__Task to complete__. Update the listing below by replacing every "Mediana" with "Median" and leaving all other text unchanged.

--- START ---

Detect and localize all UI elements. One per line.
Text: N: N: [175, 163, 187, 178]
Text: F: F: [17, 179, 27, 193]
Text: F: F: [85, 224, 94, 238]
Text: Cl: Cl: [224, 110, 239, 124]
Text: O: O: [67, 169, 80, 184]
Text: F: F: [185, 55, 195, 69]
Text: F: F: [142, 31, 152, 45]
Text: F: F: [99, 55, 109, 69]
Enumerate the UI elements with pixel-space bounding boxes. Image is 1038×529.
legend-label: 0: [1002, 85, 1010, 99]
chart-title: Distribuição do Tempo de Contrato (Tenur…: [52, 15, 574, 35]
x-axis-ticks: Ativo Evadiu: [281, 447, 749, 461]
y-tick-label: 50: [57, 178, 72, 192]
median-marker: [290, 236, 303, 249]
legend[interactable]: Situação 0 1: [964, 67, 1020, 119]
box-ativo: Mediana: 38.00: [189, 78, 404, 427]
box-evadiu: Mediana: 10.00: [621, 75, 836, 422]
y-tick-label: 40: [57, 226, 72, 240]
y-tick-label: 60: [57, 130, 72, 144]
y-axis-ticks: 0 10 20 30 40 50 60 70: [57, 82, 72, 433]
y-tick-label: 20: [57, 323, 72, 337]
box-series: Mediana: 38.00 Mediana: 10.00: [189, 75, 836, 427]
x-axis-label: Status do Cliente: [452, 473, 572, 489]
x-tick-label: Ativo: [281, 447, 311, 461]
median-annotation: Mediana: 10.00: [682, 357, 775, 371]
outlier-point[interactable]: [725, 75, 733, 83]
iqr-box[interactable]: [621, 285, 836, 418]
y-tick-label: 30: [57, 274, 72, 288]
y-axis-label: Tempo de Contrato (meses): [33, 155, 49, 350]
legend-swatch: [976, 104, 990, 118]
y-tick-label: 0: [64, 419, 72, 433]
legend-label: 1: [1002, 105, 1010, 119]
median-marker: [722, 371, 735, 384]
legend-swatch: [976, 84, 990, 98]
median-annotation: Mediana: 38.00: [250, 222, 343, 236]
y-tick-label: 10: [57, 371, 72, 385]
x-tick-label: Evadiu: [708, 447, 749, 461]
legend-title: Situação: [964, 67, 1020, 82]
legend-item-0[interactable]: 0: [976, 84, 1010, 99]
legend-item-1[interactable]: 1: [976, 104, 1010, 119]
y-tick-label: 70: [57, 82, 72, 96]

--- END ---

__Exercise answer__.
Detect and localize all UI elements. One per line.
Text: N: N: [175, 163, 187, 178]
Text: F: F: [17, 179, 27, 193]
Text: F: F: [85, 224, 94, 238]
Text: Cl: Cl: [224, 110, 239, 124]
Text: O: O: [67, 169, 80, 184]
Text: F: F: [185, 55, 195, 69]
Text: F: F: [142, 31, 152, 45]
Text: F: F: [99, 55, 109, 69]
Enumerate the UI elements with pixel-space bounding boxes. Image is 1038×529.
legend-label: 0: [1002, 85, 1010, 99]
chart-title: Distribuição do Tempo de Contrato (Tenur…: [52, 15, 574, 35]
x-axis-ticks: Ativo Evadiu: [281, 447, 749, 461]
y-tick-label: 50: [57, 178, 72, 192]
median-marker: [290, 236, 303, 249]
legend[interactable]: Situação 0 1: [964, 67, 1020, 119]
box-ativo: Median: 38.00: [189, 78, 404, 427]
box-evadiu: Median: 10.00: [621, 75, 836, 422]
y-tick-label: 40: [57, 226, 72, 240]
y-tick-label: 60: [57, 130, 72, 144]
y-axis-ticks: 0 10 20 30 40 50 60 70: [57, 82, 72, 433]
y-tick-label: 20: [57, 323, 72, 337]
box-series: Median: 38.00 Median: 10.00: [189, 75, 836, 427]
x-axis-label: Status do Cliente: [452, 473, 572, 489]
x-tick-label: Ativo: [281, 447, 311, 461]
median-annotation: Median: 10.00: [682, 357, 775, 371]
outlier-point[interactable]: [725, 75, 733, 83]
iqr-box[interactable]: [621, 285, 836, 418]
y-tick-label: 30: [57, 274, 72, 288]
y-axis-label: Tempo de Contrato (meses): [33, 155, 49, 350]
legend-swatch: [976, 104, 990, 118]
y-tick-label: 0: [64, 419, 72, 433]
legend-label: 1: [1002, 105, 1010, 119]
median-marker: [722, 371, 735, 384]
legend-swatch: [976, 84, 990, 98]
median-annotation: Median: 38.00: [250, 222, 343, 236]
y-tick-label: 10: [57, 371, 72, 385]
x-tick-label: Evadiu: [708, 447, 749, 461]
legend-title: Situação: [964, 67, 1020, 82]
legend-item-0[interactable]: 0: [976, 84, 1010, 99]
legend-item-1[interactable]: 1: [976, 104, 1010, 119]
y-tick-label: 70: [57, 82, 72, 96]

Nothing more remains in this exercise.